### Given problem
Transcribe the material in full, exactly as written.

### Records shown
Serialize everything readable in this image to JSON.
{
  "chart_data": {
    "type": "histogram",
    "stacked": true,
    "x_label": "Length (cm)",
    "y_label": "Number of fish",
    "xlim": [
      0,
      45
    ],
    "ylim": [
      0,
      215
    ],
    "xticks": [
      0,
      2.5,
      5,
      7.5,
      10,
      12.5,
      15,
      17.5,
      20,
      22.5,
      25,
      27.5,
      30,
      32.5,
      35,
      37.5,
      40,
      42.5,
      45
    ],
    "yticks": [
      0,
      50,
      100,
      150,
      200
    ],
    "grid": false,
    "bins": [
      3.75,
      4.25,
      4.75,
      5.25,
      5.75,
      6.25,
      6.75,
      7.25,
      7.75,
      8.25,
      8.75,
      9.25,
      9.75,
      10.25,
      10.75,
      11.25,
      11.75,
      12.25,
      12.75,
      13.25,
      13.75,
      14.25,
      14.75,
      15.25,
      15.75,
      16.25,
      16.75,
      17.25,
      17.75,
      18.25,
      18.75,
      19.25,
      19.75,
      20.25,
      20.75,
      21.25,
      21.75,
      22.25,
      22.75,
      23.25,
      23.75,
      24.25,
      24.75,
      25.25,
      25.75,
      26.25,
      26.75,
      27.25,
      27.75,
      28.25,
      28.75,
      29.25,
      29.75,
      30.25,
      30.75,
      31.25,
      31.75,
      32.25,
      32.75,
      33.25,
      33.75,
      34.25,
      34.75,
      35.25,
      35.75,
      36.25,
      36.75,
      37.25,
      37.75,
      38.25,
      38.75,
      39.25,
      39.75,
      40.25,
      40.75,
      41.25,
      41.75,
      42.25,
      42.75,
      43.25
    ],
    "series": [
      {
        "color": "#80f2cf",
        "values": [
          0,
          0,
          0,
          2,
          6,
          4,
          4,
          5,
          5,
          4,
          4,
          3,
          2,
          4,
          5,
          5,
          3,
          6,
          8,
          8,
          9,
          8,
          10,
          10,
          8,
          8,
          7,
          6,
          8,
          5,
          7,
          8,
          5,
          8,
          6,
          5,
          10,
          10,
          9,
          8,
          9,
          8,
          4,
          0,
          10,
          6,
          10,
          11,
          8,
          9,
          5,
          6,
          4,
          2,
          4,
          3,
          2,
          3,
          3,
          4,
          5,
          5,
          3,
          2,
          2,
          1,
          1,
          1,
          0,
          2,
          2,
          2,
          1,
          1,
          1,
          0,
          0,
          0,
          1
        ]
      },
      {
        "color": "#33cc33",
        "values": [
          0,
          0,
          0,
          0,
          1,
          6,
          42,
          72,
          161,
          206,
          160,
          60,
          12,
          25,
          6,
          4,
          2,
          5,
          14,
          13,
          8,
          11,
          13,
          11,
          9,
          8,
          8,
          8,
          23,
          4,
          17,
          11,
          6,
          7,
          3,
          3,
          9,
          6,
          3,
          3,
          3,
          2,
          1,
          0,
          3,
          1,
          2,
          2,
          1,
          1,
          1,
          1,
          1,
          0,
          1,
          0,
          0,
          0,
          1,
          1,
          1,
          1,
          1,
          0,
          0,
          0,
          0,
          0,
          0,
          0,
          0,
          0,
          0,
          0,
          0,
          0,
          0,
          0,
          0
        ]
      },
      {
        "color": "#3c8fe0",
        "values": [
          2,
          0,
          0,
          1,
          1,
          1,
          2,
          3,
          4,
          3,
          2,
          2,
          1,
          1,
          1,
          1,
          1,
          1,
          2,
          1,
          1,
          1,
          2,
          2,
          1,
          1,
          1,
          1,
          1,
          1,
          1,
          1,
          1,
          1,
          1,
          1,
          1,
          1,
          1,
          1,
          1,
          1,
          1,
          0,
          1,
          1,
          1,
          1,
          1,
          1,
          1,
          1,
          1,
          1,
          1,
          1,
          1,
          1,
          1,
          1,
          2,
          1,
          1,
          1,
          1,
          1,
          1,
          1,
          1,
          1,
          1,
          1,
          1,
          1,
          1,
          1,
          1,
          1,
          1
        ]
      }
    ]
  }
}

### Solution
Serialize everything readable in this image to JSON.
{
  "chart_data": {
    "type": "histogram",
    "stacked": true,
    "x_label": "Length (cm)",
    "y_label": "Number of fish",
    "xlim": [
      0,
      45
    ],
    "ylim": [
      0,
      215
    ],
    "xticks": [
      0,
      2.5,
      5,
      7.5,
      10,
      12.5,
      15,
      17.5,
      20,
      22.5,
      25,
      27.5,
      30,
      32.5,
      35,
      37.5,
      40,
      42.5,
      45
    ],
    "yticks": [
      0,
      50,
      100,
      150,
      200
    ],
    "grid": false,
    "bins": [
      3.75,
      4.25,
      4.75,
      5.25,
      5.75,
      6.25,
      6.75,
      7.25,
      7.75,
      8.25,
      8.75,
      9.25,
      9.75,
      10.25,
      10.75,
      11.25,
      11.75,
      12.25,
      12.75,
      13.25,
      13.75,
      14.25,
      14.75,
      15.25,
      15.75,
      16.25,
      16.75,
      17.25,
      17.75,
      18.25,
      18.75,
      19.25,
      19.75,
      20.25,
      20.75,
      21.25,
      21.75,
      22.25,
      22.75,
      23.25,
      23.75,
      24.25,
      24.75,
      25.25,
      25.75,
      26.25,
      26.75,
      27.25,
      27.75,
      28.25,
      28.75,
      29.25,
      29.75,
      30.25,
      30.75,
      31.25,
      31.75,
      32.25,
      32.75,
      33.25,
      33.75,
      34.25,
      34.75,
      35.25,
      35.75,
      36.25,
      36.75,
      37.25,
      37.75,
      38.25,
      38.75,
      39.25,
      39.75,
      40.25,
      40.75,
      41.25,
      41.75,
      42.25,
      42.75,
      43.25
    ],
    "series": [
      {
        "color": "#80f2cf",
        "values": [
          0,
          0,
          0,
          2,
          6,
          4,
          4,
          5,
          5,
          4,
          4,
          3,
          2,
          4,
          5,
          5,
          3,
          6,
          8,
          8,
          9,
          8,
          10,
          10,
          8,
          8,
          7,
          6,
          8,
          5,
          7,
          8,
          5,
          8,
          6,
          5,
          10,
          10,
          9,
          8,
          9,
          8,
          4,
          0,
          10,
          6,
          10,
          11,
          8,
          9,
          5,
          6,
          4,
          2,
          4,
          3,
          2,
          3,
          3,
          4,
          5,
          5,
          3,
          2,
          2,
          1,
          1,
          1,
          0,
          2,
          2,
          2,
          1,
          1,
          1,
          0,
          0,
          0,
          1
        ]
      },
      {
        "color": "#33cc33",
        "values": [
          0,
          0,
          0,
          0,
          1,
          6,
          42,
          72,
          161,
          206,
          160,
          60,
          12,
          25,
          6,
          4,
          2,
          5,
          14,
          13,
          8,
          11,
          13,
          11,
          9,
          8,
          8,
          8,
          23,
          4,
          17,
          11,
          6,
          7,
          3,
          3,
          9,
          6,
          3,
          3,
          3,
          2,
          1,
          0,
          3,
          1,
          2,
          2,
          1,
          1,
          1,
          1,
          1,
          0,
          1,
          0,
          0,
          0,
          1,
          1,
          1,
          1,
          1,
          0,
          0,
          0,
          0,
          0,
          0,
          0,
          0,
          0,
          0,
          0,
          0,
          0,
          0,
          0,
          0
        ]
      },
      {
        "color": "#3c8fe0",
        "values": [
          2,
          0,
          0,
          1,
          1,
          1,
          2,
          3,
          4,
          3,
          2,
          2,
          1,
          1,
          1,
          1,
          1,
          1,
          2,
          1,
          1,
          1,
          2,
          2,
          1,
          1,
          1,
          1,
          1,
          1,
          1,
          1,
          1,
          1,
          1,
          1,
          1,
          1,
          1,
          1,
          1,
          1,
          1,
          0,
          1,
          1,
          1,
          1,
          1,
          1,
          1,
          1,
          1,
          1,
          1,
          1,
          1,
          1,
          1,
          1,
          2,
          1,
          1,
          1,
          1,
          1,
          1,
          1,
          1,
          1,
          1,
          1,
          1,
          1,
          1,
          1,
          1,
          1,
          1
        ]
      }
    ]
  }
}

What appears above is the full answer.